PROVIDED MATERIAL:
========

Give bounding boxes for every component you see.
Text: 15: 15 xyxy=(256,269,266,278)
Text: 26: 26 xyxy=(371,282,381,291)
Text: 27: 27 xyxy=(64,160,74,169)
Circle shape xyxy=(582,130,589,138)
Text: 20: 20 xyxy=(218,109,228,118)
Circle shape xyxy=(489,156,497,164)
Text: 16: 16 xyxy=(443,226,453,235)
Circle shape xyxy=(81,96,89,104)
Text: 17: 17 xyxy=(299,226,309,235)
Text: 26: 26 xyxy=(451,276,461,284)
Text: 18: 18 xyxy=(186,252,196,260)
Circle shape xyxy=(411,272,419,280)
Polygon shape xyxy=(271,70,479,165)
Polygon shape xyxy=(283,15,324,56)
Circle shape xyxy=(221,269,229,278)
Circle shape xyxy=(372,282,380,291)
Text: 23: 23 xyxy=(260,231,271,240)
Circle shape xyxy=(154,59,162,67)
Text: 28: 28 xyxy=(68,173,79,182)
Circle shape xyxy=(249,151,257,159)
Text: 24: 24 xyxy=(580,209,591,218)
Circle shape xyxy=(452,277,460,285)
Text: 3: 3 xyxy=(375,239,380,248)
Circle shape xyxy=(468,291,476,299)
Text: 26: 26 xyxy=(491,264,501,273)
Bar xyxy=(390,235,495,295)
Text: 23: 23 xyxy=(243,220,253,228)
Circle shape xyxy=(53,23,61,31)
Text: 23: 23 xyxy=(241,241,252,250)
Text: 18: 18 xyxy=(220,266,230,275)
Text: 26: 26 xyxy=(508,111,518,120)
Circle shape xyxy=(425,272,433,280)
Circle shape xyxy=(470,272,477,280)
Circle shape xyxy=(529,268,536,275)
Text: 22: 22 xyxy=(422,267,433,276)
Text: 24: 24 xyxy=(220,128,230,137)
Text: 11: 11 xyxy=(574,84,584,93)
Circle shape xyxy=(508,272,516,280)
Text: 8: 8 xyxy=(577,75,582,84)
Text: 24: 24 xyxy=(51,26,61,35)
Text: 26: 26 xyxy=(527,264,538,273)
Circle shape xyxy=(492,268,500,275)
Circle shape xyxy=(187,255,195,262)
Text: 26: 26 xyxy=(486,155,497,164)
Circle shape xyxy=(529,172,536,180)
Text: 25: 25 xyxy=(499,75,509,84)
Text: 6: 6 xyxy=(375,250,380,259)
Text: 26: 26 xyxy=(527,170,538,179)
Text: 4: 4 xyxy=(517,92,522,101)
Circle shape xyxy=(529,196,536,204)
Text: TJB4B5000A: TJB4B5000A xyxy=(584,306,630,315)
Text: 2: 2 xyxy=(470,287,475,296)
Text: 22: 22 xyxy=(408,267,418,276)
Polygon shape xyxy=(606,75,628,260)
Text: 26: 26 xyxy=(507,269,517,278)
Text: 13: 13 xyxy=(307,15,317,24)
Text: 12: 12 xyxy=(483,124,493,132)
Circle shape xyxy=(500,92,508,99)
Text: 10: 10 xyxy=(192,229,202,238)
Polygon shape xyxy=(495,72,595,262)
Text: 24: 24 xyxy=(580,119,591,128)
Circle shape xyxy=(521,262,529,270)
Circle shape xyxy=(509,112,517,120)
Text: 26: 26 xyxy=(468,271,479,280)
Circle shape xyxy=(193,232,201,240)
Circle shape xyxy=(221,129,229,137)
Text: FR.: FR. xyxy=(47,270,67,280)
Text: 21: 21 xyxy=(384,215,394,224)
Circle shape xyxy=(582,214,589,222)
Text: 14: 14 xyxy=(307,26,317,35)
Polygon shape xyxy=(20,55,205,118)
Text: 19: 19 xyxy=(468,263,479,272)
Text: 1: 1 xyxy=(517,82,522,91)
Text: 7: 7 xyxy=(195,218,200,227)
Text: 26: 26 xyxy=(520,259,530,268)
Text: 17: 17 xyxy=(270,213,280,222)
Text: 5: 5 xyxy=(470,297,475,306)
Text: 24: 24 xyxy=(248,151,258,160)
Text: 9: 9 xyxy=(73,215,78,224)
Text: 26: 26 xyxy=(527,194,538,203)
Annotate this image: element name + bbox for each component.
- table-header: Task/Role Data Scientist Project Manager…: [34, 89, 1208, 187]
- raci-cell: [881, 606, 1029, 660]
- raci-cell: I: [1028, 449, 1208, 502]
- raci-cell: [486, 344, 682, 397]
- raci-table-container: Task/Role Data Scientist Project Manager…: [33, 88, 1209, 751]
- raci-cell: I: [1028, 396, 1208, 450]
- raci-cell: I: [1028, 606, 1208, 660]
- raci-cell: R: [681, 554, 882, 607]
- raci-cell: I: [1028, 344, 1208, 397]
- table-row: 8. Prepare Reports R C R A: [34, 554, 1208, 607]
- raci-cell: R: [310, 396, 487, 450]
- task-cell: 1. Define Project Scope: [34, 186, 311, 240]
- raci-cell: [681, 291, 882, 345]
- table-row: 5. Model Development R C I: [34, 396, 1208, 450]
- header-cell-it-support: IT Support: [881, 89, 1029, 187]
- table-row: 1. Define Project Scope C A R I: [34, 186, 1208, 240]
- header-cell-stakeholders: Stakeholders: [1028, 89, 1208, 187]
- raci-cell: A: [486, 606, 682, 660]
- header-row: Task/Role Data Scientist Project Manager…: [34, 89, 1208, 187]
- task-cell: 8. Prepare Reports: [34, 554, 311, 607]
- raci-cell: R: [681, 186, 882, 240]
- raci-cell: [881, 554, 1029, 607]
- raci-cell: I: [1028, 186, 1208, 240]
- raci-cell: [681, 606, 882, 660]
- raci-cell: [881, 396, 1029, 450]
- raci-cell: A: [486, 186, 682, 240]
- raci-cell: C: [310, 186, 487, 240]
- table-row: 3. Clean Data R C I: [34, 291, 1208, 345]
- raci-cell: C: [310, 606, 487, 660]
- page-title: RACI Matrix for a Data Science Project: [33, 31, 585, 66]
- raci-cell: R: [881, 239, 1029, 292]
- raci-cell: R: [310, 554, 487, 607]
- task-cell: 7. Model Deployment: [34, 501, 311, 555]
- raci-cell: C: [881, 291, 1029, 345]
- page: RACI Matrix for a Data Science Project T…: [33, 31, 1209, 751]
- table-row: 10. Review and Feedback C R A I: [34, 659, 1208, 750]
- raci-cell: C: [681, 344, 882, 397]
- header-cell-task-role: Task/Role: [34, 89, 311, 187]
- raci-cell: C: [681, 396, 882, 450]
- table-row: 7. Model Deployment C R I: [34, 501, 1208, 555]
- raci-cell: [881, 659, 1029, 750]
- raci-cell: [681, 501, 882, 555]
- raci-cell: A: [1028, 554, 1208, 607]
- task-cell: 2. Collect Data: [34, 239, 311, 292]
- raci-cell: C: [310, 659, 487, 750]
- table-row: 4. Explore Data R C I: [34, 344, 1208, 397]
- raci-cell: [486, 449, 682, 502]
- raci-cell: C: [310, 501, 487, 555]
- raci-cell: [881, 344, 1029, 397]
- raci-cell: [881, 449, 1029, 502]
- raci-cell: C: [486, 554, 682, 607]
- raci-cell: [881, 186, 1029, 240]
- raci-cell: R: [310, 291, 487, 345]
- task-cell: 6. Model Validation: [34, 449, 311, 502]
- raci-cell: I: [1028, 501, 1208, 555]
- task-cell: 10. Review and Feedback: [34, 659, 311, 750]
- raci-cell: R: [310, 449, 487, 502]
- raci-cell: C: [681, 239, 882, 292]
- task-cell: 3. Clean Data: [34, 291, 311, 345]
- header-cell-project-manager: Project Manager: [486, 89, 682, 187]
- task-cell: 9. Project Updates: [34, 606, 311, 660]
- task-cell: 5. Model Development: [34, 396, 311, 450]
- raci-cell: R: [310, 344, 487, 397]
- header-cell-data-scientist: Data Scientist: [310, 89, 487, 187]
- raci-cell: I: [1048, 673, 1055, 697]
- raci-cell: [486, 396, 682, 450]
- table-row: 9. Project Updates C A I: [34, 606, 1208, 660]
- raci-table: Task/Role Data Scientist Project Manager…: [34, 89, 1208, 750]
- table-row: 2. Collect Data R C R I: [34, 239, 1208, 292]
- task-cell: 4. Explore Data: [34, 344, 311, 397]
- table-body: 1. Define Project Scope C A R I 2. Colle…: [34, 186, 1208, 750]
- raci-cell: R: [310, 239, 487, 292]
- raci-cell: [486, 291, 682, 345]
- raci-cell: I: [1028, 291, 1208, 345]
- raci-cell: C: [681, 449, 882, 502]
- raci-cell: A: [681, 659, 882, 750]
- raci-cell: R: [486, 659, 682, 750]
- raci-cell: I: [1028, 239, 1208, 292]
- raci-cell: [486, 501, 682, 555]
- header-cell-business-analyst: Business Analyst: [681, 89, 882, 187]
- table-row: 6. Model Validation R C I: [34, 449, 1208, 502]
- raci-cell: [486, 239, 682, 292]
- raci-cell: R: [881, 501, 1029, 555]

========

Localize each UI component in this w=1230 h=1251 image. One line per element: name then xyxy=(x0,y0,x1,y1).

========

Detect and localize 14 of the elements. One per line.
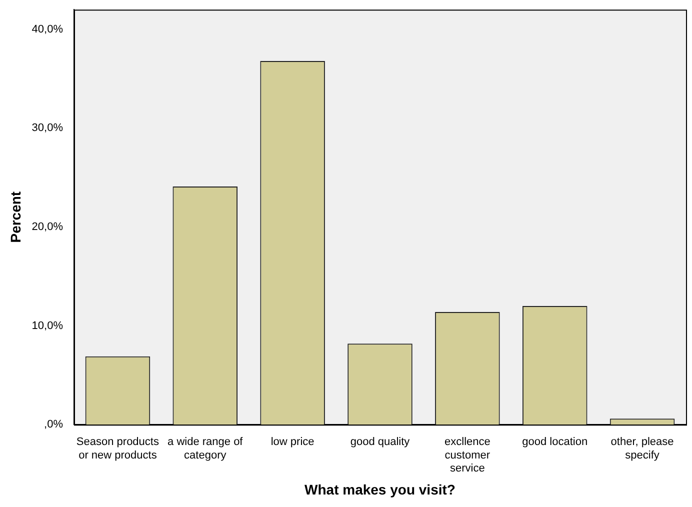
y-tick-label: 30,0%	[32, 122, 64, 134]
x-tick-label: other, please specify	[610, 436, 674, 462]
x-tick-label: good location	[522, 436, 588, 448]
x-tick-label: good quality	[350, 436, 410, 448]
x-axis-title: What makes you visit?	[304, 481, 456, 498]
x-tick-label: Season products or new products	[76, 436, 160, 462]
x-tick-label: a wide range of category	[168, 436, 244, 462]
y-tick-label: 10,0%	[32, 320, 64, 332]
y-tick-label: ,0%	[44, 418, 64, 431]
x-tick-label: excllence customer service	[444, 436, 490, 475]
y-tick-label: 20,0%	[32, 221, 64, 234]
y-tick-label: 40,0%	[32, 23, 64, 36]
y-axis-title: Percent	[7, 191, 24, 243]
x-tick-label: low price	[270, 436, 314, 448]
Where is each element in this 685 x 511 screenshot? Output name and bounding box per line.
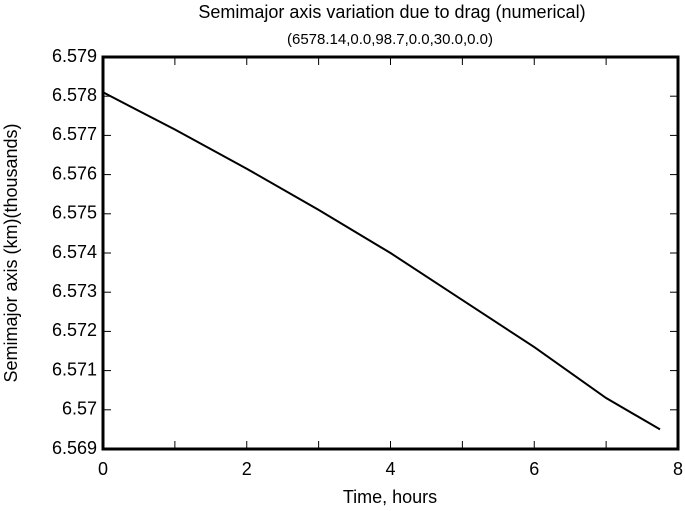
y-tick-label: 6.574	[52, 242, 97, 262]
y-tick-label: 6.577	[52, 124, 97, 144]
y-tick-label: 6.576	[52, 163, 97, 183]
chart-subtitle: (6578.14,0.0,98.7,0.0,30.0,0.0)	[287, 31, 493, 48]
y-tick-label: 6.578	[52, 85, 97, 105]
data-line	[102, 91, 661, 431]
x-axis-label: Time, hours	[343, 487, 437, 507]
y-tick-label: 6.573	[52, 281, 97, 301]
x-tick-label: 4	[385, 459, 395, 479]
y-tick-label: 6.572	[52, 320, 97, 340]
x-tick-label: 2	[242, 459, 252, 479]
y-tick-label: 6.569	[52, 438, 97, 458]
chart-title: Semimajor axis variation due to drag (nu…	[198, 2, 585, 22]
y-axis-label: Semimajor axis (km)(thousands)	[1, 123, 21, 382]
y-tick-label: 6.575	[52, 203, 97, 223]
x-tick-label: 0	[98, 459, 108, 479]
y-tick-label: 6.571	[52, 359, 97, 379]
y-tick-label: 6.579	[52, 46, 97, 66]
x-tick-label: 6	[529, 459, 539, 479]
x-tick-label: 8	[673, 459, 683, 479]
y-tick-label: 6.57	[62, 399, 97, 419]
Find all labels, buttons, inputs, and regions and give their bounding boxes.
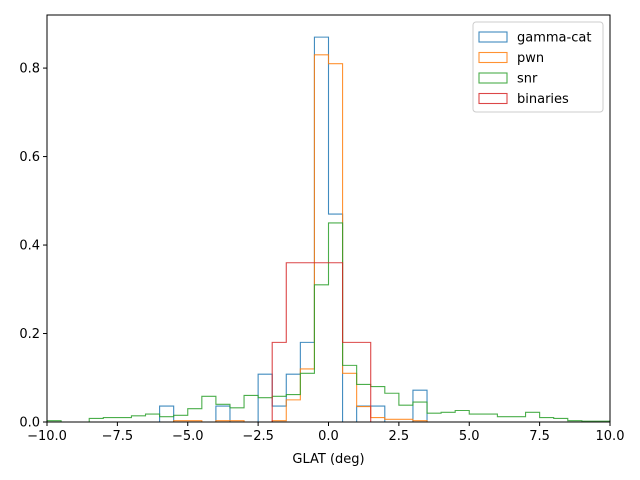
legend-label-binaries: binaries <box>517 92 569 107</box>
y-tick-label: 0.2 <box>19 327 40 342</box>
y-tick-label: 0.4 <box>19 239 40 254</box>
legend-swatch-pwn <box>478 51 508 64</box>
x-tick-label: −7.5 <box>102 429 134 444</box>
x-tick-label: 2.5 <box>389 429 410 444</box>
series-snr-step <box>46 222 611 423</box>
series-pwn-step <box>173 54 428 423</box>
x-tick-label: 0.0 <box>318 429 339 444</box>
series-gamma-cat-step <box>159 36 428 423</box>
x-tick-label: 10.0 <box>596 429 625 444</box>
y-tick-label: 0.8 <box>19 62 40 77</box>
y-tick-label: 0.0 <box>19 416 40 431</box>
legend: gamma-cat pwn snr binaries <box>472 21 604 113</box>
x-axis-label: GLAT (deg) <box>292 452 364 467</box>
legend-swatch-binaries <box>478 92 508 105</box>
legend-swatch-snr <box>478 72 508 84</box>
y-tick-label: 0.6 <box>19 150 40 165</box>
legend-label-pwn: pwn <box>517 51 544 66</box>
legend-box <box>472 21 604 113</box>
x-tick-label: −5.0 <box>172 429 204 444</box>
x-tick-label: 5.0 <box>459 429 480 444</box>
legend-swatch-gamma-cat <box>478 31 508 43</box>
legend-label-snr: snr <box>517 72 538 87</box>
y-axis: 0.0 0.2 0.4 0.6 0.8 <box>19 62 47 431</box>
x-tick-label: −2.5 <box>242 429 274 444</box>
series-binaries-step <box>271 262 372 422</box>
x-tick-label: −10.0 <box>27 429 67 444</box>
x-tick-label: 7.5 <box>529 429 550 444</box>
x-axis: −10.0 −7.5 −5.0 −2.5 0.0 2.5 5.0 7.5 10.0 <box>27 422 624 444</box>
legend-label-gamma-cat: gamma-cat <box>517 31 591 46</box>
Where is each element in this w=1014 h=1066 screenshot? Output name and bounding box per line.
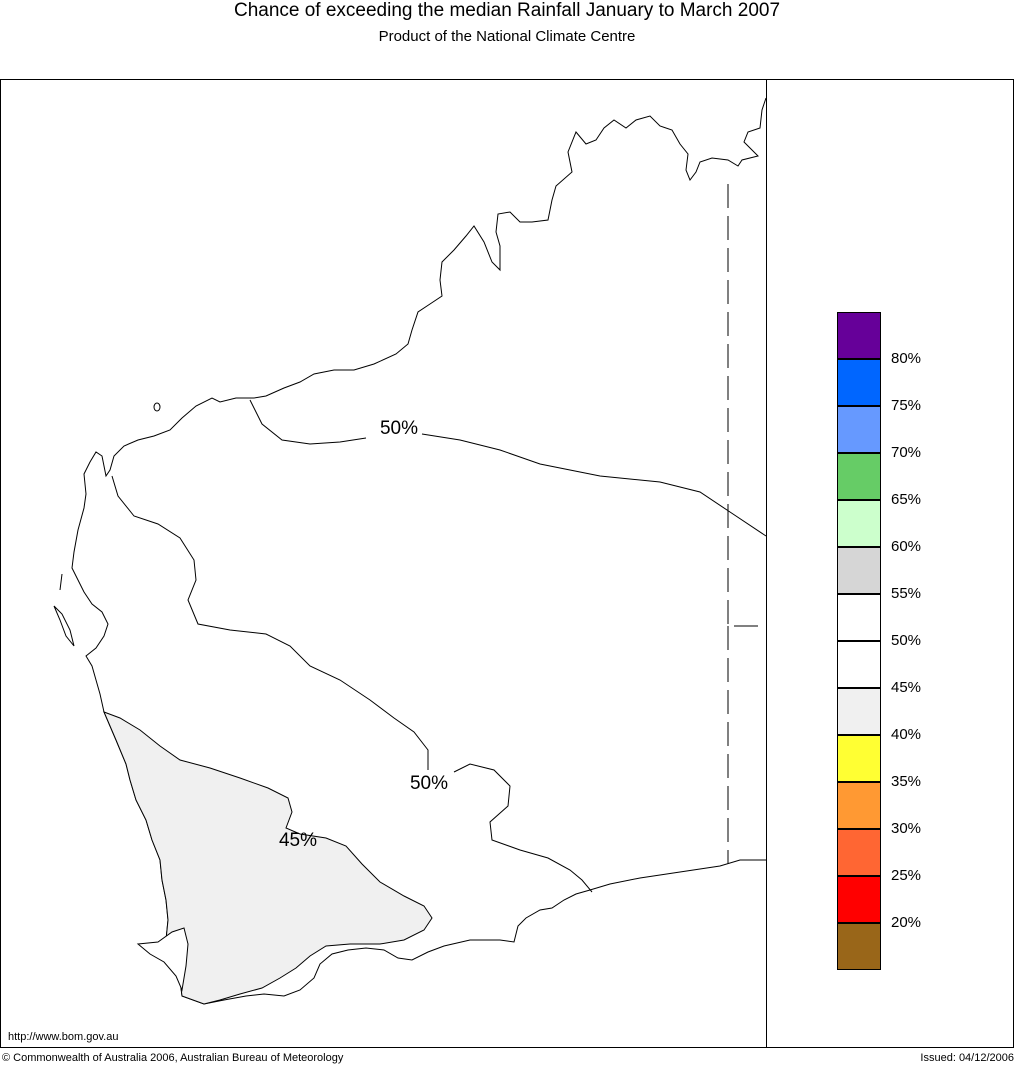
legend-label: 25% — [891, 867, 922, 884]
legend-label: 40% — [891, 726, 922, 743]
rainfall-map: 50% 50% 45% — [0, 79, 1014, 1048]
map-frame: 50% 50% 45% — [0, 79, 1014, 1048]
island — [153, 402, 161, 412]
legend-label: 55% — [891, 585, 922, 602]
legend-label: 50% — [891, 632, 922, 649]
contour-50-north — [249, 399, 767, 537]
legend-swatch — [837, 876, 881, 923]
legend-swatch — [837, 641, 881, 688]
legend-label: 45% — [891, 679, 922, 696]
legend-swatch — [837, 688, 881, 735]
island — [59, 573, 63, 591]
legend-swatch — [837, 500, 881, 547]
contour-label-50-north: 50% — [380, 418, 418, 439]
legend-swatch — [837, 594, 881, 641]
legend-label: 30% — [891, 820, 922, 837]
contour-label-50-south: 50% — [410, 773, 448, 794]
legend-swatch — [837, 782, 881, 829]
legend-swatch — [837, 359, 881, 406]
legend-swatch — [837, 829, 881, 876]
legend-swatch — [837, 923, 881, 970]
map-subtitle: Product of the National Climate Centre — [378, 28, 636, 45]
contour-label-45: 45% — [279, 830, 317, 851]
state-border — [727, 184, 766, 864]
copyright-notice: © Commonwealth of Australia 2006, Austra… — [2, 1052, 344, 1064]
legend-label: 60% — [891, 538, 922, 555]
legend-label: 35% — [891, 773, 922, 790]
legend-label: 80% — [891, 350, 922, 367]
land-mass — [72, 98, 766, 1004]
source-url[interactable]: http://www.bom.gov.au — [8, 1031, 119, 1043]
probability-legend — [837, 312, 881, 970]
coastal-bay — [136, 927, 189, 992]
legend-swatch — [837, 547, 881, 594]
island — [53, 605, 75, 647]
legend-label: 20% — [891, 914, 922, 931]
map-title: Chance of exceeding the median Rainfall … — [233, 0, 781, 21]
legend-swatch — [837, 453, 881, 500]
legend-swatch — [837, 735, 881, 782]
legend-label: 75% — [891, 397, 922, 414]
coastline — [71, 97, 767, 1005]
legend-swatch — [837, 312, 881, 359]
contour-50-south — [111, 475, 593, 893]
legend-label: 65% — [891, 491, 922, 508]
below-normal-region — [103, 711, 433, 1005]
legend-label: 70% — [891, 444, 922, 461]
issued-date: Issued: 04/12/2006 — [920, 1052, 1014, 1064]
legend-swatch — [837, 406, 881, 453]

========

EXERCISE BRIEF:
Swap "x-tick-label" for "x-axis-tick" in everything from the line containing "Find all labels, buttons, inputs, and" down to the line containing "x-tick-label: 0.0 <box>318 429 339 444</box>" in the listing above, and change nothing else. Return only those lines, without the pictures.

WRITTEN RESPONSE:
Find all labels, buttons, inputs, and regions and give their bounding boxes.
legend-label-binaries: binaries <box>517 92 569 107</box>
y-tick-label: 0.2 <box>19 327 40 342</box>
y-tick-label: 0.4 <box>19 239 40 254</box>
legend-swatch-pwn <box>478 51 508 64</box>
x-axis-tick: −7.5 <box>102 429 134 444</box>
x-axis-tick: 2.5 <box>389 429 410 444</box>
series-snr-step <box>46 222 611 423</box>
series-pwn-step <box>173 54 428 423</box>
x-axis-tick: 0.0 <box>318 429 339 444</box>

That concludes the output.